++++ Given entries
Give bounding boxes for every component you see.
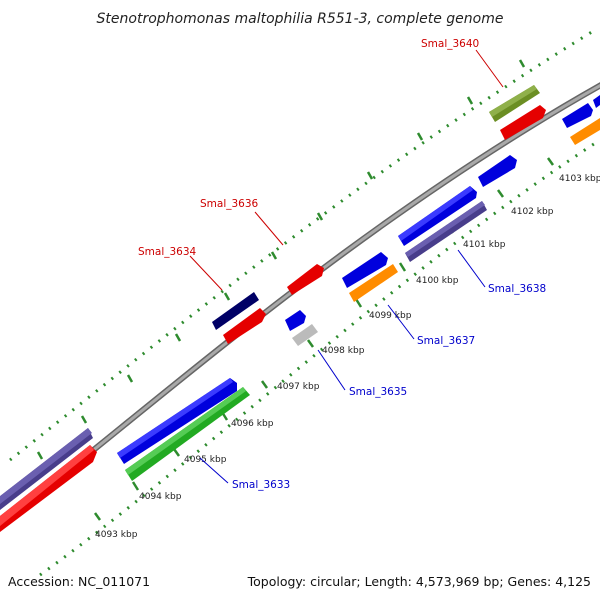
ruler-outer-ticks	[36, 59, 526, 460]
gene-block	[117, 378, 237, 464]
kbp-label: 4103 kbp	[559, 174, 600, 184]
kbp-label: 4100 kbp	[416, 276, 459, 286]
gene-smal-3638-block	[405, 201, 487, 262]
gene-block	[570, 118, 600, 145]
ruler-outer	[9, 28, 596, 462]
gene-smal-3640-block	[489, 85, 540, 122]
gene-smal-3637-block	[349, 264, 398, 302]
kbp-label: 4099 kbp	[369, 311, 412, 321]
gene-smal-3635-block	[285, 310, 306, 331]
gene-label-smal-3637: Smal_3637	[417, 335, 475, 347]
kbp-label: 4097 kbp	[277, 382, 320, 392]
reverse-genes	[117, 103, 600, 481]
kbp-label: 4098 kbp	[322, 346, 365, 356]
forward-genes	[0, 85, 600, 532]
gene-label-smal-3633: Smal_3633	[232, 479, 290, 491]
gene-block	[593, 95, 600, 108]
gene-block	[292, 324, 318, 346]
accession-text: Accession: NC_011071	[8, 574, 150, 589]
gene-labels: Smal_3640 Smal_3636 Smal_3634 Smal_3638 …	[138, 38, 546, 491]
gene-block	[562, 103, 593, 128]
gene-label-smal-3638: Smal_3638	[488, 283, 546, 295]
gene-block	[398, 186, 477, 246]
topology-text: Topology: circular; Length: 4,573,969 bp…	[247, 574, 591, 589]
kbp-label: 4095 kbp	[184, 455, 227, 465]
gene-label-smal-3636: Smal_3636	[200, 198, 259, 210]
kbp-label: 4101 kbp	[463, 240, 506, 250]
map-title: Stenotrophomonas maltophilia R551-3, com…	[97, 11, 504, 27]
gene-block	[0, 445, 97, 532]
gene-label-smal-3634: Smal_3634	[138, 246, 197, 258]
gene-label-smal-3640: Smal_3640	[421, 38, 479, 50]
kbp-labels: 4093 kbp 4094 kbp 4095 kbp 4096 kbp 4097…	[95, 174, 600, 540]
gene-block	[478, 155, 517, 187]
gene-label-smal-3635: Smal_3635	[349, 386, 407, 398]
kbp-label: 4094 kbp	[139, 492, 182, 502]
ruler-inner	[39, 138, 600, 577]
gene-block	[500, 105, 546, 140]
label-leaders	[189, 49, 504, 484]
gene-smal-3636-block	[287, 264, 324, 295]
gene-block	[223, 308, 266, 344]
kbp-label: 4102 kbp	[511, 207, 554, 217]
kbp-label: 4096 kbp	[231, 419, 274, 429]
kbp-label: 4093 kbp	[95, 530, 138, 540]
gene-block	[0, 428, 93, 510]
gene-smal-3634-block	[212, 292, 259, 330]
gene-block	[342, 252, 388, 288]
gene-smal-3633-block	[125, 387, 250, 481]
++++++++
++++ Given entries
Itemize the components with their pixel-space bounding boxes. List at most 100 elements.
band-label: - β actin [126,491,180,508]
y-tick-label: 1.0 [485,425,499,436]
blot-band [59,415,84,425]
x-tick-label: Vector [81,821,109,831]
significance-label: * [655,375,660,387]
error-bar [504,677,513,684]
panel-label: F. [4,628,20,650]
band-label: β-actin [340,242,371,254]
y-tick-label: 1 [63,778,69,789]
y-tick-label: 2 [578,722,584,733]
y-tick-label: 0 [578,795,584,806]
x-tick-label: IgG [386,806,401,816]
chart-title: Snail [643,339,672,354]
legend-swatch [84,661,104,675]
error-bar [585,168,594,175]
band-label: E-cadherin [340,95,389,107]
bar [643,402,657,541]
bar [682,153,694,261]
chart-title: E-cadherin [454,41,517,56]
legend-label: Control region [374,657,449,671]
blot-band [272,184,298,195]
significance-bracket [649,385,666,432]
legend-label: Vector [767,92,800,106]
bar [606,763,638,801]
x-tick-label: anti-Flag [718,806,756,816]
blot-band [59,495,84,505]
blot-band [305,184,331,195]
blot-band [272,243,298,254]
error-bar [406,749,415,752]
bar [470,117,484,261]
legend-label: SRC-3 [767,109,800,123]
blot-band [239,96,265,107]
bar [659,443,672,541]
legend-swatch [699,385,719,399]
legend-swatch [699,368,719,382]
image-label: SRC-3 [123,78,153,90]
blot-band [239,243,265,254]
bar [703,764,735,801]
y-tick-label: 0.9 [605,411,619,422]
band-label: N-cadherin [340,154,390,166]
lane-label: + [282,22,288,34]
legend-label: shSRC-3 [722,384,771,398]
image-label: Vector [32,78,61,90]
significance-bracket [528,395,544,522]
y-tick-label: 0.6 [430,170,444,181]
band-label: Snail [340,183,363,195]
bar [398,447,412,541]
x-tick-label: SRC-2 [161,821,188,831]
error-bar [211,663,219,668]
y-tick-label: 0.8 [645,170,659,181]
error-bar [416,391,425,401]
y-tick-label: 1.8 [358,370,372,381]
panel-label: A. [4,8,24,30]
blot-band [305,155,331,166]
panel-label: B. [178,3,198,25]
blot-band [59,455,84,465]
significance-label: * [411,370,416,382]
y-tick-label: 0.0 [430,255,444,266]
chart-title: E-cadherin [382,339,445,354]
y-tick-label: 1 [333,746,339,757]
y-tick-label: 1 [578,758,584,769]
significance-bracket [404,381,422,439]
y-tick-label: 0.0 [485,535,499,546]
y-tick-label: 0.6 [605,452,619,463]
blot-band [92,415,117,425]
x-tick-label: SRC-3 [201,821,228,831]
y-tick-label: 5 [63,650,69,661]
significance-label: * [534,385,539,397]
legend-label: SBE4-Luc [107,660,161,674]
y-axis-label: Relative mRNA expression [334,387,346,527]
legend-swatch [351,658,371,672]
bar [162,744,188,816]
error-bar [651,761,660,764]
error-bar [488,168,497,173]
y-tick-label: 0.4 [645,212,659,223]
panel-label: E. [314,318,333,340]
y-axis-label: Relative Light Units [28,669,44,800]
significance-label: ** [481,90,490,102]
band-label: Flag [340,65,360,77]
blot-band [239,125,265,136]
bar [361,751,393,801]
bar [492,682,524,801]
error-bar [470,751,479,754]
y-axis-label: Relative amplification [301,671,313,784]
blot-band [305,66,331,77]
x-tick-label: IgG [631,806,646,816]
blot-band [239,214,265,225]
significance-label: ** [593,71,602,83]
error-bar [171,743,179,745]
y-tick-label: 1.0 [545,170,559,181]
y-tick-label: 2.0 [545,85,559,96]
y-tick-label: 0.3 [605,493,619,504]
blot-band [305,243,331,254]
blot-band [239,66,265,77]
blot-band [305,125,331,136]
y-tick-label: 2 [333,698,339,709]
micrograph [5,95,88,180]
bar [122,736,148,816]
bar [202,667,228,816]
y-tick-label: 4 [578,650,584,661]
++++++++
++++ Given entries
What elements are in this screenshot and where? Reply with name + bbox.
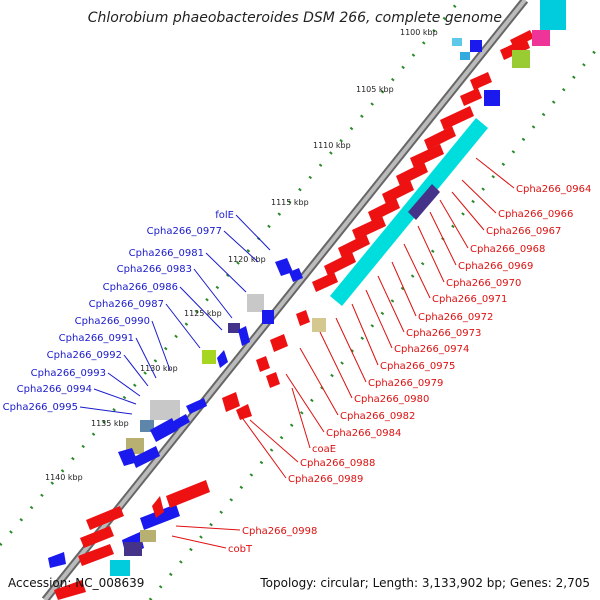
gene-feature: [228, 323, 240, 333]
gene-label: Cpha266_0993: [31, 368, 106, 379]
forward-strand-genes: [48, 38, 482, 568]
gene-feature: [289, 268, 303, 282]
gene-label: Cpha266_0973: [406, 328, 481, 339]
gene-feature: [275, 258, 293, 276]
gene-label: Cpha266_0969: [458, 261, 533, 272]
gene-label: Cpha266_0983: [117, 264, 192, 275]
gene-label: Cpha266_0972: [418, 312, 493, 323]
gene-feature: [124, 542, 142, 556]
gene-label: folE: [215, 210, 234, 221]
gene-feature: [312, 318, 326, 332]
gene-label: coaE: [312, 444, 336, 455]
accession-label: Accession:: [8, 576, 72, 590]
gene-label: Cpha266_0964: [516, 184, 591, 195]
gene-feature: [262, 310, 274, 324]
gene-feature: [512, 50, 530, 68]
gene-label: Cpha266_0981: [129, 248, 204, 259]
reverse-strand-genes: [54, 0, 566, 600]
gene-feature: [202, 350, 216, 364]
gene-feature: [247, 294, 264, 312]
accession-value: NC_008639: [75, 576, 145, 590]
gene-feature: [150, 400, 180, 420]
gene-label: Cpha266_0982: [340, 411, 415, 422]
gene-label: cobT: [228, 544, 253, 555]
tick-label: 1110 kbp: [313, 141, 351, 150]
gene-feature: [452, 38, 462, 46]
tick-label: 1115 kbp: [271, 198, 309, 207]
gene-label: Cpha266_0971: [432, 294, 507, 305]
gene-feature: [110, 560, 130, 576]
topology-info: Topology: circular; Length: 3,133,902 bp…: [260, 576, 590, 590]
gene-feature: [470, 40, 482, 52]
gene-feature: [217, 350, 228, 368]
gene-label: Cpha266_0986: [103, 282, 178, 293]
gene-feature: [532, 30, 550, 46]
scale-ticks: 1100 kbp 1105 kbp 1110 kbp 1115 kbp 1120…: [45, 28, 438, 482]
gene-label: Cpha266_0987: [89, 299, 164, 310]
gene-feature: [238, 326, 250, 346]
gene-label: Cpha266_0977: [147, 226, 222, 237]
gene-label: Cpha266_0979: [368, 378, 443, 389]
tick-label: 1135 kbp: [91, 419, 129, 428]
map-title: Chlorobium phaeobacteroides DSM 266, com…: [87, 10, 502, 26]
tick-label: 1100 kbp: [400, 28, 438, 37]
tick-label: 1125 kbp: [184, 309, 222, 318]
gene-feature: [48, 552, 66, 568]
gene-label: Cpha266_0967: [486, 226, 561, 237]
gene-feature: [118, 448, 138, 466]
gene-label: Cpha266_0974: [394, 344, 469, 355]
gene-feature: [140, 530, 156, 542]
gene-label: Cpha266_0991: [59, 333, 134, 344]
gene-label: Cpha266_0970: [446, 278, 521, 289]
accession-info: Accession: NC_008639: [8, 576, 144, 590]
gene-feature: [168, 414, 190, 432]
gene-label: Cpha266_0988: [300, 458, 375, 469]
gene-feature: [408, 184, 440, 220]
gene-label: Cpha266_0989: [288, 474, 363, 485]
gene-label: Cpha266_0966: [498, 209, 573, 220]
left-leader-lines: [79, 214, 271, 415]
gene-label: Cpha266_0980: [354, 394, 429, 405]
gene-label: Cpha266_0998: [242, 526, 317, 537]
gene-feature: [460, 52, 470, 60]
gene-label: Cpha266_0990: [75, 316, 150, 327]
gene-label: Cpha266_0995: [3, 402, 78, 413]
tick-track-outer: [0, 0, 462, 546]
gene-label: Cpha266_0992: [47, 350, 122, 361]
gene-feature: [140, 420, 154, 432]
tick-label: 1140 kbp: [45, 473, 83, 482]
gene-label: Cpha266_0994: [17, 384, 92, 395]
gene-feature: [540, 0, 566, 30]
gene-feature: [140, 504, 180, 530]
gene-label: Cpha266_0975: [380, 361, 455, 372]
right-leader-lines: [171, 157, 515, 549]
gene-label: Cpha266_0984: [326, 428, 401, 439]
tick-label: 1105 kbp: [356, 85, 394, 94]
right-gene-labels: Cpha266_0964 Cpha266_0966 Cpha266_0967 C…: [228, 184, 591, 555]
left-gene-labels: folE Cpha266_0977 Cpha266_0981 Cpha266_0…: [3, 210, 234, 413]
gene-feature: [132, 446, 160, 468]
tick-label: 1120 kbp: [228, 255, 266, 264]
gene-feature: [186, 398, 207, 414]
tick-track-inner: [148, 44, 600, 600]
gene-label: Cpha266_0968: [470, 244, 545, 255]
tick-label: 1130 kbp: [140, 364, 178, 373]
++++++++
Exercise:
How many lines of the listing above include the word "significance"? Reply with the number alone.

Written response:
8